___ SELECTED TEXT

Characterization of the Molecular Mechanism of the Bone-Anabolic Activity of Carfilzomib in Multiple Myeloma

Carfilzomib, the next generation of proteasome inhibitor, may increase osteoblast-related markers in patients with multiple myeloma, but the molecular mechanism of its effect on mesenchymal stem cell differentiation to osteoblasts remains unknown. Herein, we demonstrated that carfilzomib significantly promoted mesenchymal stem cell differentiation into osteoblasts. In osteoprogenitor cells and primary mesenchymal stem cells from patients with myeloma, carfilzomib induced increases in alkaline phosphatase activity, matrix mineralization, and calcium deposition via Wnt-independent activation of beta-catenin/TCF signaling. Using affinity pull-down assays with immunoblotting analysis and immunofluorescence, we found that carfilzomib induced stabilization of both free and active forms of beta-catenin in a time- and dose-dependent manner that was not associated with beta-catenin transcriptional regulation. Nuclear translocation of beta-catenin protein was associated with TCF transcriptional activity that was independent of the effects of GSK3 beta-activation and of signaling induced by 19 Wnt ligands, 10 Frizzled receptors, and LRP5/6 co-receptors. Blocking activation of beta-catenin/TCF signaling by dominant negative TCF1 or TCF4 attenuated carfilzomib-induced matrix mineralization. Thus, carfilzomib induced osteoblast differentiation via Wnt-independent activation of the beta-catenin/TCF pathway. These results provide a novel molecular mechanism critical to understanding the anabolic role of carfilzomib on myeloma-induced bone disease.

______
___ INPUT DATA

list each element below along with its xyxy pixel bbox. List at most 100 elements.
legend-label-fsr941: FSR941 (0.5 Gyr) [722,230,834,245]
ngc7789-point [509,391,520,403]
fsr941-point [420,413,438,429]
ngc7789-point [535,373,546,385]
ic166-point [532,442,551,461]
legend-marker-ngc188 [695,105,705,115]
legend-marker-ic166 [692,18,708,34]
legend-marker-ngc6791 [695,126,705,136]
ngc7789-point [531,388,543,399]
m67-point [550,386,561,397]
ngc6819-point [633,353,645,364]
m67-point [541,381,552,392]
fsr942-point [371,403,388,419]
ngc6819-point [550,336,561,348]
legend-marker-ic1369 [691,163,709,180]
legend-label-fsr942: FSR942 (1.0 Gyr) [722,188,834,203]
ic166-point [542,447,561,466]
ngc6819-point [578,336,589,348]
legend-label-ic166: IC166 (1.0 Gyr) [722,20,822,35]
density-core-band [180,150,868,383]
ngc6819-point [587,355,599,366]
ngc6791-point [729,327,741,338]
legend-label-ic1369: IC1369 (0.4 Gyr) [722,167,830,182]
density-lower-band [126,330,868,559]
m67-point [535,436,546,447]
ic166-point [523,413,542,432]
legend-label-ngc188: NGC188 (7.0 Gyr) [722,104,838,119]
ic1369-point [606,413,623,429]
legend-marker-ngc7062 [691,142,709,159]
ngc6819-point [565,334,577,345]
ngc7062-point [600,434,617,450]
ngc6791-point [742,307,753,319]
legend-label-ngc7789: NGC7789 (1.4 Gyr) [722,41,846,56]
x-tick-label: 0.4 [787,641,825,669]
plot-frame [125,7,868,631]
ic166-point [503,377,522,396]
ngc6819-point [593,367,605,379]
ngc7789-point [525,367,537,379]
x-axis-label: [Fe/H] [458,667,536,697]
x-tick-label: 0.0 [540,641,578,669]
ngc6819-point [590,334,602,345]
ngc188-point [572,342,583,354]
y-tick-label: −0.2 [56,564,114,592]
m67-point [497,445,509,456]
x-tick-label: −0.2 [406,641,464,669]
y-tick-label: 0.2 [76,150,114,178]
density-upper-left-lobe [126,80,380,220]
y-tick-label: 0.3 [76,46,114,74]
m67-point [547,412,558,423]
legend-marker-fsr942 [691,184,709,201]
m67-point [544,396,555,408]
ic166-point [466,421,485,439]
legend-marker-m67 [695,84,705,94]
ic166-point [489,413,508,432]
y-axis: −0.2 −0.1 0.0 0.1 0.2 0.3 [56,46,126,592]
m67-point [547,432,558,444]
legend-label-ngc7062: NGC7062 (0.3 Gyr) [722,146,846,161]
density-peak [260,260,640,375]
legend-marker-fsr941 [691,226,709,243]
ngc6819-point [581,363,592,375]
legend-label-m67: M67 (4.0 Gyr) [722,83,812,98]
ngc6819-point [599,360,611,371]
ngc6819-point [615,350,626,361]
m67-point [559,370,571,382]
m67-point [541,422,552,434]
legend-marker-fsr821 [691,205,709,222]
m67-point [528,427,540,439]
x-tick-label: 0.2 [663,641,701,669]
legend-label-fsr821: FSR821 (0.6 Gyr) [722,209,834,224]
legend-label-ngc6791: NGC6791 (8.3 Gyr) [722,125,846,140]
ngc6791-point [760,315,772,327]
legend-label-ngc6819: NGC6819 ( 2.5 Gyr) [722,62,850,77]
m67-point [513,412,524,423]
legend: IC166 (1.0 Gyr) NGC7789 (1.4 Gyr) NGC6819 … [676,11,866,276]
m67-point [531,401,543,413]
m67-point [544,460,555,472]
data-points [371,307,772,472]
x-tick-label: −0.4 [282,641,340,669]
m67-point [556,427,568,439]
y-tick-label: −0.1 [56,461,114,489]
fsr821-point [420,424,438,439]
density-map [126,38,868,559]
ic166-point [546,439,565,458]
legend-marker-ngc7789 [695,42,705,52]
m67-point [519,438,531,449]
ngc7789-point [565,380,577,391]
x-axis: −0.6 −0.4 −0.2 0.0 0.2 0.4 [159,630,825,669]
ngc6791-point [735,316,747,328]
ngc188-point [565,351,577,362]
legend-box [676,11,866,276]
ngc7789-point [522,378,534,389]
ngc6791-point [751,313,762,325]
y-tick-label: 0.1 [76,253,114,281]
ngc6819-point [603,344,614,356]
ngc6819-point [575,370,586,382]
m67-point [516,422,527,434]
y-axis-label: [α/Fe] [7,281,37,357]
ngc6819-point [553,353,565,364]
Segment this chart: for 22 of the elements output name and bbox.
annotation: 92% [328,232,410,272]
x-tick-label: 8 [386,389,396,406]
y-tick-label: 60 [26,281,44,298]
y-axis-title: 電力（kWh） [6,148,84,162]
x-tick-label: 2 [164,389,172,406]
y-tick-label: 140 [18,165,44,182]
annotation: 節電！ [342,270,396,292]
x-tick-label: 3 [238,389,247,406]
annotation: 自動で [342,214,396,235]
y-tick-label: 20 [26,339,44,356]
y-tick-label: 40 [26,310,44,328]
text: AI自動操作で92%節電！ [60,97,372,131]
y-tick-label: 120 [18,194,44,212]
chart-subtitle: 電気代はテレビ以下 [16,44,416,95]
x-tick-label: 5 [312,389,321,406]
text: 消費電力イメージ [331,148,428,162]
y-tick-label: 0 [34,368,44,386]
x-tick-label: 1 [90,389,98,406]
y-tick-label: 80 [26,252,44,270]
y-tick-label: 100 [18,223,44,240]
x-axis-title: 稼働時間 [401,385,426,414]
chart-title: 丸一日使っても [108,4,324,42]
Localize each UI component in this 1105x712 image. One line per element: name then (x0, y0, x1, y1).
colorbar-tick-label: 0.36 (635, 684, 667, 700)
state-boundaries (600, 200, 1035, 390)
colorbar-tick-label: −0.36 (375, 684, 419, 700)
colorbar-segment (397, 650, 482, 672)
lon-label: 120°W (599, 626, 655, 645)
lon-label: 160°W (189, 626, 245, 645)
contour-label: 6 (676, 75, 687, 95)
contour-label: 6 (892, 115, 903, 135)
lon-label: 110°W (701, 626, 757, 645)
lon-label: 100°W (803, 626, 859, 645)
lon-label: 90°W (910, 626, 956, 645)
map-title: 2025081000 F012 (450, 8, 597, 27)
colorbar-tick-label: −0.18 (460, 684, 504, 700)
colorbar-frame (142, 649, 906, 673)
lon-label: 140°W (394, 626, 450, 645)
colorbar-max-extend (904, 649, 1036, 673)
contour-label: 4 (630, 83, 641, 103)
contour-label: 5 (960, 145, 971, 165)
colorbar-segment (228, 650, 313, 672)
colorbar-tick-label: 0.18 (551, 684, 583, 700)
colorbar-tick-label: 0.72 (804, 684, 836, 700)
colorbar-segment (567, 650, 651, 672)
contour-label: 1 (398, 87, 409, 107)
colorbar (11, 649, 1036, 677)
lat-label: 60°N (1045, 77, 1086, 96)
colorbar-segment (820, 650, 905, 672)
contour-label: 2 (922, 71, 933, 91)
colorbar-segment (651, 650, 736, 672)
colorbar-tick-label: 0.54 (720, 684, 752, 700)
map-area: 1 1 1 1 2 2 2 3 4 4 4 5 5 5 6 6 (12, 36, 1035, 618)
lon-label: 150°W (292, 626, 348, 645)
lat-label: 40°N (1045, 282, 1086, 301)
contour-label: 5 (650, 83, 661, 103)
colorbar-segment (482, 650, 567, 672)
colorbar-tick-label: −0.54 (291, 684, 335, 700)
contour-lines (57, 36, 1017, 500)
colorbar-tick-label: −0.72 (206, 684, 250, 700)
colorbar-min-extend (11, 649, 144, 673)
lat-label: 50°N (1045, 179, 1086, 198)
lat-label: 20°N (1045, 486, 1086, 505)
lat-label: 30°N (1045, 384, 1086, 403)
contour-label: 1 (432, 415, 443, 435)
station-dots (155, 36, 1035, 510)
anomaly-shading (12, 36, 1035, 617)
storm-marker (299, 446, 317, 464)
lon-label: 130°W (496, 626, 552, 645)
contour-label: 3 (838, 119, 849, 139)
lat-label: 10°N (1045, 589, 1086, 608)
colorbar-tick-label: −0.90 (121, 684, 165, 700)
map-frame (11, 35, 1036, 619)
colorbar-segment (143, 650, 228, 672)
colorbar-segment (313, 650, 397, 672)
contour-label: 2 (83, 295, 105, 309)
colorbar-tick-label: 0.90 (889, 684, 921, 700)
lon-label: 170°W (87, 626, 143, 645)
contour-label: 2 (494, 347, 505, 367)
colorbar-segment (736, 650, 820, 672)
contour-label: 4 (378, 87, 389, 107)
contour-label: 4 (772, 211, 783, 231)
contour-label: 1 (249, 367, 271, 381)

______

» **WORK REQUIRED**
For each statement below, decide whether it agrees with the text on carfilzomib, answering yes or no and quoting the deciding words of the text exactly. 1. The stabilization of beta-catenin by carfilzomib was tied to transcriptional regulation of beta-catenin. 2. Primary mesenchymal stem cells from patients with myeloma were among the cells in which carfilzomib raised alkaline phosphatase activity. 3. Dominant negative TCF1 or TCF4 weakened the matrix mineralization that carfilzomib induced.

» **THE ANSWER**
1. No: "carfilzomib induced stabilization of both free and active forms of beta-catenin in a time- and dose-dependent manner that was not associated with beta-catenin transcriptional regulation"
2. Yes: "In osteoprogenitor cells and primary mesenchymal stem cells from patients with myeloma, carfilzomib induced increases in alkaline phosphatase activity"
3. Yes: "Blocking activation of beta-catenin/TCF signaling by dominant negative TCF1 or TCF4 attenuated carfilzomib-induced matrix mineralization."